** EXERCISE **
All material below is to be reproduced exactly.

** GIVEN RECORDS **
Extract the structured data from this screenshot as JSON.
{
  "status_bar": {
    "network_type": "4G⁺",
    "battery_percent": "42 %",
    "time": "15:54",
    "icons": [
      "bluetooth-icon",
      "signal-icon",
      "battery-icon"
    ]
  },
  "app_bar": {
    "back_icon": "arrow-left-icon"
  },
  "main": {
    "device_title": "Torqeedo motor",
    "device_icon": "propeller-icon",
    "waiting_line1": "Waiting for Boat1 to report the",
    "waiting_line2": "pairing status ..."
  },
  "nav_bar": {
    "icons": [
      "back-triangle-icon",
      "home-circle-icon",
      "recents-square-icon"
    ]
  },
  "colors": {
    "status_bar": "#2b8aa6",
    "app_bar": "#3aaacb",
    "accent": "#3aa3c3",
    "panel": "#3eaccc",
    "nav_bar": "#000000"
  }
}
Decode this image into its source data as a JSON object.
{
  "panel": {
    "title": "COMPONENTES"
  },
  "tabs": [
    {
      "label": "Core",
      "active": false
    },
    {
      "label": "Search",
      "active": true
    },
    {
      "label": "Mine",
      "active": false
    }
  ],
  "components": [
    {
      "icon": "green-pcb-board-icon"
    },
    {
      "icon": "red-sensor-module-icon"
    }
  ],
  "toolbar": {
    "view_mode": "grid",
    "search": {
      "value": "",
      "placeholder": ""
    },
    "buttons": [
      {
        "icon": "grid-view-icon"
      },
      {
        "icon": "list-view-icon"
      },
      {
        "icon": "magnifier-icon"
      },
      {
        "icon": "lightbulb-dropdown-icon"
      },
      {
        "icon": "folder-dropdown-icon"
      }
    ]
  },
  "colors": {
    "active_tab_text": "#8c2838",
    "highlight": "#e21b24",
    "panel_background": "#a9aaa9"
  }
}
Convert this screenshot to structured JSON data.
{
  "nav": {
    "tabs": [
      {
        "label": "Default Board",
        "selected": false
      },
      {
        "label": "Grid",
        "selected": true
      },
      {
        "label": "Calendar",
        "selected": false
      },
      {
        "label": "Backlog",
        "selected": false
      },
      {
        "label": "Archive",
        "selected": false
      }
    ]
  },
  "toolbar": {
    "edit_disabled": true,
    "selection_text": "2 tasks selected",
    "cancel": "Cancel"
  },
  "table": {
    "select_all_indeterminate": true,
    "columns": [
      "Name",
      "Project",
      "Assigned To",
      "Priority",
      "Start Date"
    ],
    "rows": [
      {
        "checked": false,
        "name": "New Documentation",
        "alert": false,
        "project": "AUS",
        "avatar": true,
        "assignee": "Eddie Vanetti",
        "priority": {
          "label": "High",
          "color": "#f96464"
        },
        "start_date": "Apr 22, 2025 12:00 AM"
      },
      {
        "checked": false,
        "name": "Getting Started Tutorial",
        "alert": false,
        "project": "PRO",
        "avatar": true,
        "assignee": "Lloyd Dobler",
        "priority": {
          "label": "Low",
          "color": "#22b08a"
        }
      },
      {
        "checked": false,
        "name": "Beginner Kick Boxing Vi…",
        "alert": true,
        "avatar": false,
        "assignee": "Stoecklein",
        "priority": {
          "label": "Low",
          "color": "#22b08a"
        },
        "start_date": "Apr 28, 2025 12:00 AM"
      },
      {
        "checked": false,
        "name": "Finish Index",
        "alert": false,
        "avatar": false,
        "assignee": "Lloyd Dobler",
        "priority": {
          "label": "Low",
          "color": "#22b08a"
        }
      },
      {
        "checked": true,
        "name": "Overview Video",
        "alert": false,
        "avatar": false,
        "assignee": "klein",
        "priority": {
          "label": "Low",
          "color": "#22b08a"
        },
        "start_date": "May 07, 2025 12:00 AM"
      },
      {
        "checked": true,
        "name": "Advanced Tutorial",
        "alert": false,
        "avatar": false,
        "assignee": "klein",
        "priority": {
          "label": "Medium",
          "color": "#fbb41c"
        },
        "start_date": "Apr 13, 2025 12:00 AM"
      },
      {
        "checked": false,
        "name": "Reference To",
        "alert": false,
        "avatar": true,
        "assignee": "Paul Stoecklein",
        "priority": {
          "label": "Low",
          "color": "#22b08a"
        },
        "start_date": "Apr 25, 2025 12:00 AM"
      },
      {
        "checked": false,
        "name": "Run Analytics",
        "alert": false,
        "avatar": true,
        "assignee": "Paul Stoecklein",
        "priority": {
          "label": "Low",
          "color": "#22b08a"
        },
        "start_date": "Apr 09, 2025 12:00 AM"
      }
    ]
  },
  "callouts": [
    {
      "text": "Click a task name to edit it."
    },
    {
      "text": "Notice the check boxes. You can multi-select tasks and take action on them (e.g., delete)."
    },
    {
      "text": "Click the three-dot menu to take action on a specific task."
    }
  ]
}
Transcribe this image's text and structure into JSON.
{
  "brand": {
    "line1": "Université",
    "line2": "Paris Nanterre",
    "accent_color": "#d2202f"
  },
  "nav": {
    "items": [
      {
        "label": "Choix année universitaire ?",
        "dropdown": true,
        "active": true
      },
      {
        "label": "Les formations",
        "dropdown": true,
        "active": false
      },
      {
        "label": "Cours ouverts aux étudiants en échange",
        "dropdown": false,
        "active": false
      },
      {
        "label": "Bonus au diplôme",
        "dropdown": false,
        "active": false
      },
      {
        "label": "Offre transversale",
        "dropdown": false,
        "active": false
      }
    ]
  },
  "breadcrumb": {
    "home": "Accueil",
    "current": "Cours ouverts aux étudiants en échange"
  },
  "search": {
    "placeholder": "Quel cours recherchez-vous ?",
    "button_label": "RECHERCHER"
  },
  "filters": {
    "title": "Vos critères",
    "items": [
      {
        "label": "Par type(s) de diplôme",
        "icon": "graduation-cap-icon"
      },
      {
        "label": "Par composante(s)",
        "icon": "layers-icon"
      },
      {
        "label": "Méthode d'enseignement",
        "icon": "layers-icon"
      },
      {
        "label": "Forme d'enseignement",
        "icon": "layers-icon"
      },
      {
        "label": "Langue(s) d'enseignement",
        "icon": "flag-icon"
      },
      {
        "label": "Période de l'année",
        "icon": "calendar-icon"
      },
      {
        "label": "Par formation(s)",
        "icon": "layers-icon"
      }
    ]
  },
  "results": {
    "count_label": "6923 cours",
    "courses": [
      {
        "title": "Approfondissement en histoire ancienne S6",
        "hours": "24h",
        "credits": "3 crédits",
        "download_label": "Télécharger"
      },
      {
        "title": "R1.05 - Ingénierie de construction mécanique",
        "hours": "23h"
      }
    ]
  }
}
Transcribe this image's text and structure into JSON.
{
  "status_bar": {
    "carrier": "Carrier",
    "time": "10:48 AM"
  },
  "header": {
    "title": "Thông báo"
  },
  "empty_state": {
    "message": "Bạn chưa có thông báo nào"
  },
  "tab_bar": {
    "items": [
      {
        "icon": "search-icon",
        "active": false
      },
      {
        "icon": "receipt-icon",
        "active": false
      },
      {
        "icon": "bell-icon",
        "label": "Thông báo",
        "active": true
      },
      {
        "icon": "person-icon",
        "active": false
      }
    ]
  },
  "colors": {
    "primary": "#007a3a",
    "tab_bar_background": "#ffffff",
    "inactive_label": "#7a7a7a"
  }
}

** ANSWER **
Extract the structured data from this screenshot as JSON.
{
  "status_bar": {
    "network_type": "4G⁺",
    "battery_percent": "42 %",
    "time": "15:54",
    "icons": [
      "bluetooth-icon",
      "signal-icon",
      "battery-icon"
    ]
  },
  "app_bar": {
    "back_icon": "arrow-left-icon"
  },
  "main": {
    "device_title": "Torqeedo motor",
    "device_icon": "propeller-icon",
    "waiting_line1": "Waiting for Boat1 to report the",
    "waiting_line2": "pairing status ..."
  },
  "nav_bar": {
    "icons": [
      "back-triangle-icon",
      "home-circle-icon",
      "recents-square-icon"
    ]
  },
  "colors": {
    "status_bar": "#2b8aa6",
    "app_bar": "#3aaacb",
    "accent": "#3aa3c3",
    "panel": "#3eaccc",
    "nav_bar": "#000000"
  }
}
Decode this image into its source data as a JSON object.
{
  "panel": {
    "title": "COMPONENTES"
  },
  "tabs": [
    {
      "label": "Core",
      "active": false
    },
    {
      "label": "Search",
      "active": true
    },
    {
      "label": "Mine",
      "active": false
    }
  ],
  "components": [
    {
      "icon": "green-pcb-board-icon"
    },
    {
      "icon": "red-sensor-module-icon"
    }
  ],
  "toolbar": {
    "view_mode": "grid",
    "search": {
      "value": "",
      "placeholder": ""
    },
    "buttons": [
      {
        "icon": "grid-view-icon"
      },
      {
        "icon": "list-view-icon"
      },
      {
        "icon": "magnifier-icon"
      },
      {
        "icon": "lightbulb-dropdown-icon"
      },
      {
        "icon": "folder-dropdown-icon"
      }
    ]
  },
  "colors": {
    "active_tab_text": "#8c2838",
    "highlight": "#e21b24",
    "panel_background": "#a9aaa9"
  }
}
Convert this screenshot to structured JSON data.
{
  "nav": {
    "tabs": [
      {
        "label": "Default Board",
        "selected": false
      },
      {
        "label": "Grid",
        "selected": true
      },
      {
        "label": "Calendar",
        "selected": false
      },
      {
        "label": "Backlog",
        "selected": false
      },
      {
        "label": "Archive",
        "selected": false
      }
    ]
  },
  "toolbar": {
    "edit_disabled": true,
    "selection_text": "2 tasks selected",
    "cancel": "Cancel"
  },
  "table": {
    "select_all_indeterminate": true,
    "columns": [
      "Name",
      "Project",
      "Assigned To",
      "Priority",
      "Start Date"
    ],
    "rows": [
      {
        "checked": false,
        "name": "New Documentation",
        "alert": false,
        "project": "AUS",
        "avatar": true,
        "assignee": "Eddie Vanetti",
        "priority": {
          "label": "High",
          "color": "#f96464"
        },
        "start_date": "Apr 22, 2025 12:00 AM"
      },
      {
        "checked": false,
        "name": "Getting Started Tutorial",
        "alert": false,
        "project": "PRO",
        "avatar": true,
        "assignee": "Lloyd Dobler",
        "priority": {
          "label": "Low",
          "color": "#22b08a"
        }
      },
      {
        "checked": false,
        "name": "Beginner Kick Boxing Vi…",
        "alert": true,
        "avatar": false,
        "assignee": "Stoecklein",
        "priority": {
          "label": "Low",
          "color": "#22b08a"
        },
        "start_date": "Apr 28, 2025 12:00 AM"
      },
      {
        "checked": false,
        "name": "Finish Index",
        "alert": false,
        "avatar": false,
        "assignee": "Lloyd Dobler",
        "priority": {
          "label": "Low",
          "color": "#22b08a"
        }
      },
      {
        "checked": true,
        "name": "Overview Video",
        "alert": false,
        "avatar": false,
        "assignee": "klein",
        "priority": {
          "label": "Low",
          "color": "#22b08a"
        },
        "start_date": "May 07, 2025 12:00 AM"
      },
      {
        "checked": true,
        "name": "Advanced Tutorial",
        "alert": false,
        "avatar": false,
        "assignee": "klein",
        "priority": {
          "label": "Medium",
          "color": "#fbb41c"
        },
        "start_date": "Apr 13, 2025 12:00 AM"
      },
      {
        "checked": false,
        "name": "Reference To",
        "alert": false,
        "avatar": true,
        "assignee": "Paul Stoecklein",
        "priority": {
          "label": "Low",
          "color": "#22b08a"
        },
        "start_date": "Apr 25, 2025 12:00 AM"
      },
      {
        "checked": false,
        "name": "Run Analytics",
        "alert": false,
        "avatar": true,
        "assignee": "Paul Stoecklein",
        "priority": {
          "label": "Low",
          "color": "#22b08a"
        },
        "start_date": "Apr 09, 2025 12:00 AM"
      }
    ]
  },
  "callouts": [
    {
      "text": "Click a task name to edit it."
    },
    {
      "text": "Notice the check boxes. You can multi-select tasks and take action on them (e.g., delete)."
    },
    {
      "text": "Click the three-dot menu to take action on a specific task."
    }
  ]
}
Transcribe this image's text and structure into JSON.
{
  "brand": {
    "line1": "Université",
    "line2": "Paris Nanterre",
    "accent_color": "#d2202f"
  },
  "nav": {
    "items": [
      {
        "label": "Choix année universitaire ?",
        "dropdown": true,
        "active": true
      },
      {
        "label": "Les formations",
        "dropdown": true,
        "active": false
      },
      {
        "label": "Cours ouverts aux étudiants en échange",
        "dropdown": false,
        "active": false
      },
      {
        "label": "Bonus au diplôme",
        "dropdown": false,
        "active": false
      },
      {
        "label": "Offre transversale",
        "dropdown": false,
        "active": false
      }
    ]
  },
  "breadcrumb": {
    "home": "Accueil",
    "current": "Cours ouverts aux étudiants en échange"
  },
  "search": {
    "placeholder": "Quel cours recherchez-vous ?",
    "button_label": "RECHERCHER"
  },
  "filters": {
    "title": "Vos critères",
    "items": [
      {
        "label": "Par type(s) de diplôme",
        "icon": "graduation-cap-icon"
      },
      {
        "label": "Par composante(s)",
        "icon": "layers-icon"
      },
      {
        "label": "Méthode d'enseignement",
        "icon": "layers-icon"
      },
      {
        "label": "Forme d'enseignement",
        "icon": "layers-icon"
      },
      {
        "label": "Langue(s) d'enseignement",
        "icon": "flag-icon"
      },
      {
        "label": "Période de l'année",
        "icon": "calendar-icon"
      },
      {
        "label": "Par formation(s)",
        "icon": "layers-icon"
      }
    ]
  },
  "results": {
    "count_label": "6923 cours",
    "courses": [
      {
        "title": "Approfondissement en histoire ancienne S6",
        "hours": "24h",
        "credits": "3 crédits",
        "download_label": "Télécharger"
      },
      {
        "title": "R1.05 - Ingénierie de construction mécanique",
        "hours": "23h"
      }
    ]
  }
}
Transcribe this image's text and structure into JSON.
{
  "status_bar": {
    "carrier": "Carrier",
    "time": "10:48 AM"
  },
  "header": {
    "title": "Thông báo"
  },
  "empty_state": {
    "message": "Bạn chưa có thông báo nào"
  },
  "tab_bar": {
    "items": [
      {
        "icon": "search-icon",
        "active": false
      },
      {
        "icon": "receipt-icon",
        "active": false
      },
      {
        "icon": "bell-icon",
        "label": "Thông báo",
        "active": true
      },
      {
        "icon": "person-icon",
        "active": false
      }
    ]
  },
  "colors": {
    "primary": "#007a3a",
    "tab_bar_background": "#ffffff",
    "inactive_label": "#7a7a7a"
  }
}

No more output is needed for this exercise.